The problem »
Extract the data exactly, missing nothing.

Extracted data »
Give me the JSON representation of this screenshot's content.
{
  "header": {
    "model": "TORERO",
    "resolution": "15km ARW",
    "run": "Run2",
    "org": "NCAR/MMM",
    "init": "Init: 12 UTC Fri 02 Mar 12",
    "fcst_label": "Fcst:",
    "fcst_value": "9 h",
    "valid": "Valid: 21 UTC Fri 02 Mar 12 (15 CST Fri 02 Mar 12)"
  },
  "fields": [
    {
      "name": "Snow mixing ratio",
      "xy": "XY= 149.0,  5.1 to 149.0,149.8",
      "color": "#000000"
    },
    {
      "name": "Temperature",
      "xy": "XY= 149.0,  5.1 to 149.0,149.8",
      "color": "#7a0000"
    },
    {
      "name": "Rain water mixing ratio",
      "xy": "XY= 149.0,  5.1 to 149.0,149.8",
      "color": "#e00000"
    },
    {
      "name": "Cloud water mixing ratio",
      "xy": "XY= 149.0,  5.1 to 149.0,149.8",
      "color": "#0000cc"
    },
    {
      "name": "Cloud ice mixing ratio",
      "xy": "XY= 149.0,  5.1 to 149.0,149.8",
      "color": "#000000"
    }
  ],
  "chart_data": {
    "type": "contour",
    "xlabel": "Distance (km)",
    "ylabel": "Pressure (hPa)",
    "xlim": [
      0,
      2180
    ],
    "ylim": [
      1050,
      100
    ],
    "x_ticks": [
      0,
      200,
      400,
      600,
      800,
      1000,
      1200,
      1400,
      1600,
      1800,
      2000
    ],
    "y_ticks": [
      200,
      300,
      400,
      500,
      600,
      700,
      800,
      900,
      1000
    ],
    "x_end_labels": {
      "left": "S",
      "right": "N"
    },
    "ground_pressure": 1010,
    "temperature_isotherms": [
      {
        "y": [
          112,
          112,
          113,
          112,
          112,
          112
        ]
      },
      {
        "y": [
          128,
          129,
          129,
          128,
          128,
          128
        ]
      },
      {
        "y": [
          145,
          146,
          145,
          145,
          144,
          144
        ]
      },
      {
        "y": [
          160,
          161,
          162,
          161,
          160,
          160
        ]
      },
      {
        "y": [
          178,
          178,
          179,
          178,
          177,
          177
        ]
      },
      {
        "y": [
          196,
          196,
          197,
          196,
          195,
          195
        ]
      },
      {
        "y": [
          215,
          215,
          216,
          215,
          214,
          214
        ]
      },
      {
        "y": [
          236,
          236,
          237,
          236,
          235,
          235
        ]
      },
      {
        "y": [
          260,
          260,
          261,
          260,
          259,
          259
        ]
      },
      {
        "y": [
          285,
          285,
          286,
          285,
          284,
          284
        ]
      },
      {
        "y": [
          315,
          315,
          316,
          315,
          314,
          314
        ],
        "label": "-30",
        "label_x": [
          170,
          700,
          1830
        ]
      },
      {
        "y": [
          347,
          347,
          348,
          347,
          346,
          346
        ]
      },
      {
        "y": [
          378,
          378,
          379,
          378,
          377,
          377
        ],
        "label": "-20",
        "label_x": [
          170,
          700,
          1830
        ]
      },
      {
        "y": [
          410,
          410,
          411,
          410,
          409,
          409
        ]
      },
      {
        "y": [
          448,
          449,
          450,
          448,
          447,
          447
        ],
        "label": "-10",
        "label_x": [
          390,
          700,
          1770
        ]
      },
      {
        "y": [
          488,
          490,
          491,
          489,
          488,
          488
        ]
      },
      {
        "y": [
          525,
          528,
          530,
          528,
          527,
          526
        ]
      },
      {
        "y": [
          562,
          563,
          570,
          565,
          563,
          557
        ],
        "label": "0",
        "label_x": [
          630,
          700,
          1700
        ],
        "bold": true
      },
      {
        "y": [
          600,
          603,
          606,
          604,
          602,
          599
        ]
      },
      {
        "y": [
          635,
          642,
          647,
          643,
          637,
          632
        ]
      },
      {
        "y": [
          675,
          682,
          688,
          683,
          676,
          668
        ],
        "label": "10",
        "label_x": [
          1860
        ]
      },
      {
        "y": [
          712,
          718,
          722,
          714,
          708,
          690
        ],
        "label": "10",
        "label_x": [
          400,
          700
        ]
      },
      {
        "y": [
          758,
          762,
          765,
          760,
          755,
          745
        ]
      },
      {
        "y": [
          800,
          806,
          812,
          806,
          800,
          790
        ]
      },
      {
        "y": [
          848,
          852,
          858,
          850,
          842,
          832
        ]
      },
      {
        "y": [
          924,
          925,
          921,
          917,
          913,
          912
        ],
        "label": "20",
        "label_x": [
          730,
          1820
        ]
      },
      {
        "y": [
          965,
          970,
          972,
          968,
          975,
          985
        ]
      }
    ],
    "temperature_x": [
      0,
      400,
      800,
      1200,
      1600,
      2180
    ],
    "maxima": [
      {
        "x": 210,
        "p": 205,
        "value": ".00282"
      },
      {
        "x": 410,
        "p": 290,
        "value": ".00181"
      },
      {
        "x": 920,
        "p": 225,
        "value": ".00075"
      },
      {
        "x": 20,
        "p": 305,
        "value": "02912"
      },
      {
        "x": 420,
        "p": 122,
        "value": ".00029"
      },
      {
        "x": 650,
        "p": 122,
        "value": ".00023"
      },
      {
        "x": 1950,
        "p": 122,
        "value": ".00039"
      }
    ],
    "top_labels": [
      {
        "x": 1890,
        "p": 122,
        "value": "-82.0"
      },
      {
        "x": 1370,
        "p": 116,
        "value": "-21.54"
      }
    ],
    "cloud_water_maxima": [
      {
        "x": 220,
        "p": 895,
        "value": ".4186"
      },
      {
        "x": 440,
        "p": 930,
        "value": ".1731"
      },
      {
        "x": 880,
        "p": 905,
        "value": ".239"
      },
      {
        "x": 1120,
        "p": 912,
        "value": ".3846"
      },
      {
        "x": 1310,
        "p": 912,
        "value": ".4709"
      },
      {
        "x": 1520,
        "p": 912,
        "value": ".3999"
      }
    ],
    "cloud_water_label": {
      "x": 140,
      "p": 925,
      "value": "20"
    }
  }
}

The output »
Give me the JSON representation of this screenshot's content.
{
  "header": {
    "model": "TORERO",
    "resolution": "15km ARW",
    "run": "Run2",
    "org": "NCAR/MMM",
    "init": "Init: 12 UTC Fri 02 Mar 12",
    "fcst_label": "Fcst:",
    "fcst_value": "9 h",
    "valid": "Valid: 21 UTC Fri 02 Mar 12 (15 CST Fri 02 Mar 12)"
  },
  "fields": [
    {
      "name": "Snow mixing ratio",
      "xy": "XY= 149.0,  5.1 to 149.0,149.8",
      "color": "#000000"
    },
    {
      "name": "Temperature",
      "xy": "XY= 149.0,  5.1 to 149.0,149.8",
      "color": "#7a0000"
    },
    {
      "name": "Rain water mixing ratio",
      "xy": "XY= 149.0,  5.1 to 149.0,149.8",
      "color": "#e00000"
    },
    {
      "name": "Cloud water mixing ratio",
      "xy": "XY= 149.0,  5.1 to 149.0,149.8",
      "color": "#0000cc"
    },
    {
      "name": "Cloud ice mixing ratio",
      "xy": "XY= 149.0,  5.1 to 149.0,149.8",
      "color": "#000000"
    }
  ],
  "chart_data": {
    "type": "contour",
    "xlabel": "Distance (km)",
    "ylabel": "Pressure (hPa)",
    "xlim": [
      0,
      2180
    ],
    "ylim": [
      1050,
      100
    ],
    "x_ticks": [
      0,
      200,
      400,
      600,
      800,
      1000,
      1200,
      1400,
      1600,
      1800,
      2000
    ],
    "y_ticks": [
      200,
      300,
      400,
      500,
      600,
      700,
      800,
      900,
      1000
    ],
    "x_end_labels": {
      "left": "S",
      "right": "N"
    },
    "ground_pressure": 1010,
    "temperature_isotherms": [
      {
        "y": [
          112,
          112,
          113,
          112,
          112,
          112
        ]
      },
      {
        "y": [
          128,
          129,
          129,
          128,
          128,
          128
        ]
      },
      {
        "y": [
          145,
          146,
          145,
          145,
          144,
          144
        ]
      },
      {
        "y": [
          160,
          161,
          162,
          161,
          160,
          160
        ]
      },
      {
        "y": [
          178,
          178,
          179,
          178,
          177,
          177
        ]
      },
      {
        "y": [
          196,
          196,
          197,
          196,
          195,
          195
        ]
      },
      {
        "y": [
          215,
          215,
          216,
          215,
          214,
          214
        ]
      },
      {
        "y": [
          236,
          236,
          237,
          236,
          235,
          235
        ]
      },
      {
        "y": [
          260,
          260,
          261,
          260,
          259,
          259
        ]
      },
      {
        "y": [
          285,
          285,
          286,
          285,
          284,
          284
        ]
      },
      {
        "y": [
          315,
          315,
          316,
          315,
          314,
          314
        ],
        "label": "-30",
        "label_x": [
          170,
          700,
          1830
        ]
      },
      {
        "y": [
          347,
          347,
          348,
          347,
          346,
          346
        ]
      },
      {
        "y": [
          378,
          378,
          379,
          378,
          377,
          377
        ],
        "label": "-20",
        "label_x": [
          170,
          700,
          1830
        ]
      },
      {
        "y": [
          410,
          410,
          411,
          410,
          409,
          409
        ]
      },
      {
        "y": [
          448,
          449,
          450,
          448,
          447,
          447
        ],
        "label": "-10",
        "label_x": [
          390,
          700,
          1770
        ]
      },
      {
        "y": [
          488,
          490,
          491,
          489,
          488,
          488
        ]
      },
      {
        "y": [
          525,
          528,
          530,
          528,
          527,
          526
        ]
      },
      {
        "y": [
          562,
          563,
          570,
          565,
          563,
          557
        ],
        "label": "0",
        "label_x": [
          630,
          700,
          1700
        ],
        "bold": true
      },
      {
        "y": [
          600,
          603,
          606,
          604,
          602,
          599
        ]
      },
      {
        "y": [
          635,
          642,
          647,
          643,
          637,
          632
        ]
      },
      {
        "y": [
          675,
          682,
          688,
          683,
          676,
          668
        ],
        "label": "10",
        "label_x": [
          1860
        ]
      },
      {
        "y": [
          712,
          718,
          722,
          714,
          708,
          690
        ],
        "label": "10",
        "label_x": [
          400,
          700
        ]
      },
      {
        "y": [
          758,
          762,
          765,
          760,
          755,
          745
        ]
      },
      {
        "y": [
          800,
          806,
          812,
          806,
          800,
          790
        ]
      },
      {
        "y": [
          848,
          852,
          858,
          850,
          842,
          832
        ]
      },
      {
        "y": [
          924,
          925,
          921,
          917,
          913,
          912
        ],
        "label": "20",
        "label_x": [
          730,
          1820
        ]
      },
      {
        "y": [
          965,
          970,
          972,
          968,
          975,
          985
        ]
      }
    ],
    "temperature_x": [
      0,
      400,
      800,
      1200,
      1600,
      2180
    ],
    "maxima": [
      {
        "x": 210,
        "p": 205,
        "value": ".00282"
      },
      {
        "x": 410,
        "p": 290,
        "value": ".00181"
      },
      {
        "x": 920,
        "p": 225,
        "value": ".00075"
      },
      {
        "x": 20,
        "p": 305,
        "value": "02912"
      },
      {
        "x": 420,
        "p": 122,
        "value": ".00029"
      },
      {
        "x": 650,
        "p": 122,
        "value": ".00023"
      },
      {
        "x": 1950,
        "p": 122,
        "value": ".00039"
      }
    ],
    "top_labels": [
      {
        "x": 1890,
        "p": 122,
        "value": "-82.0"
      },
      {
        "x": 1370,
        "p": 116,
        "value": "-21.54"
      }
    ],
    "cloud_water_maxima": [
      {
        "x": 220,
        "p": 895,
        "value": ".4186"
      },
      {
        "x": 440,
        "p": 930,
        "value": ".1731"
      },
      {
        "x": 880,
        "p": 905,
        "value": ".239"
      },
      {
        "x": 1120,
        "p": 912,
        "value": ".3846"
      },
      {
        "x": 1310,
        "p": 912,
        "value": ".4709"
      },
      {
        "x": 1520,
        "p": 912,
        "value": ".3999"
      }
    ],
    "cloud_water_label": {
      "x": 140,
      "p": 925,
      "value": "20"
    }
  }
}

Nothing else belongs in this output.